• [Task brief]: Collect each line of the records containing the string "qualquer".

■ ■ ■ ■ ■ ■ ■

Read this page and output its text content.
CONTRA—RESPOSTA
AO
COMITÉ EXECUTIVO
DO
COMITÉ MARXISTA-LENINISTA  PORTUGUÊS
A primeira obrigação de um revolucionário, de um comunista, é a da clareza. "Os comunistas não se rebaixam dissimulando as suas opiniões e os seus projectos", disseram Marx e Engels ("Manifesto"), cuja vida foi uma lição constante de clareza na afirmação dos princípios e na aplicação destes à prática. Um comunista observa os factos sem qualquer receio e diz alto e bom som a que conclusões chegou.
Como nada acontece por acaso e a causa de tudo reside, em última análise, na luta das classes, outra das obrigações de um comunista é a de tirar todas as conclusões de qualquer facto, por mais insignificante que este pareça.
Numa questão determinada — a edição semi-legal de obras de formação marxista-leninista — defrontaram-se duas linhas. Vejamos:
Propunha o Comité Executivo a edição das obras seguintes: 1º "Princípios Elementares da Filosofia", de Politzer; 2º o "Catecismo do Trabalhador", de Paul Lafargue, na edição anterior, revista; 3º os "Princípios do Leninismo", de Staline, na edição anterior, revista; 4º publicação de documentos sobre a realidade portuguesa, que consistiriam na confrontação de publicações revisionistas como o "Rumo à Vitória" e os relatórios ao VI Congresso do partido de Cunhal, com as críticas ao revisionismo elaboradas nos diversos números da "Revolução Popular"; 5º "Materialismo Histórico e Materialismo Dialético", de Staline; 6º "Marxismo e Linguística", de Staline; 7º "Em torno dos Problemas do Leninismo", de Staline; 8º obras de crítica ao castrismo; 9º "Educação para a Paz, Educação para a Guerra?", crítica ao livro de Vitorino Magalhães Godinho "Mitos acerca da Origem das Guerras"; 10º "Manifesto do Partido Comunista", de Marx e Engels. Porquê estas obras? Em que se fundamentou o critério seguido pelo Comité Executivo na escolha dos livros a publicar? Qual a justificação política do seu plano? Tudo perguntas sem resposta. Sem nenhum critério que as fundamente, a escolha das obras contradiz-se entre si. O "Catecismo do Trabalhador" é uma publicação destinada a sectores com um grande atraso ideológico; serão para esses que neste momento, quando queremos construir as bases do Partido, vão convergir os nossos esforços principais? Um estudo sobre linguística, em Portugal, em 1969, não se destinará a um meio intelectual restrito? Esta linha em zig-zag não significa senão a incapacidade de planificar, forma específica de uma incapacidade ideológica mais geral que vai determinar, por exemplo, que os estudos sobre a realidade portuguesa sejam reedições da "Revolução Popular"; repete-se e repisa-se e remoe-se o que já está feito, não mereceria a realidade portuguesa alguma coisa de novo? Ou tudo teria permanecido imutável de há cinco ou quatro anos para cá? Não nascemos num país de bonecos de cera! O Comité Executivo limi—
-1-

■ ■ ■ ■ ■ ■ ■

• [Problem solution]:
A primeira obrigação de um revolucionário, de um comunista, é a da clareza. "Os comunistas não se rebaixam dissimulando as suas opiniões e os seus projectos", disseram Marx e Engels ("Manifesto"), cuja vida foi uma lição constante de clareza na afirmação dos princípios e na aplicação destes à prática. Um comunista observa os factos sem qualquer receio e diz alto e bom som a que conclusões chegou.
Como nada acontece por acaso e a causa de tudo reside, em última análise, na luta das classes, outra das obrigações de um comunista é a de tirar todas as conclusões de qualquer facto, por mais insignificante que este pareça.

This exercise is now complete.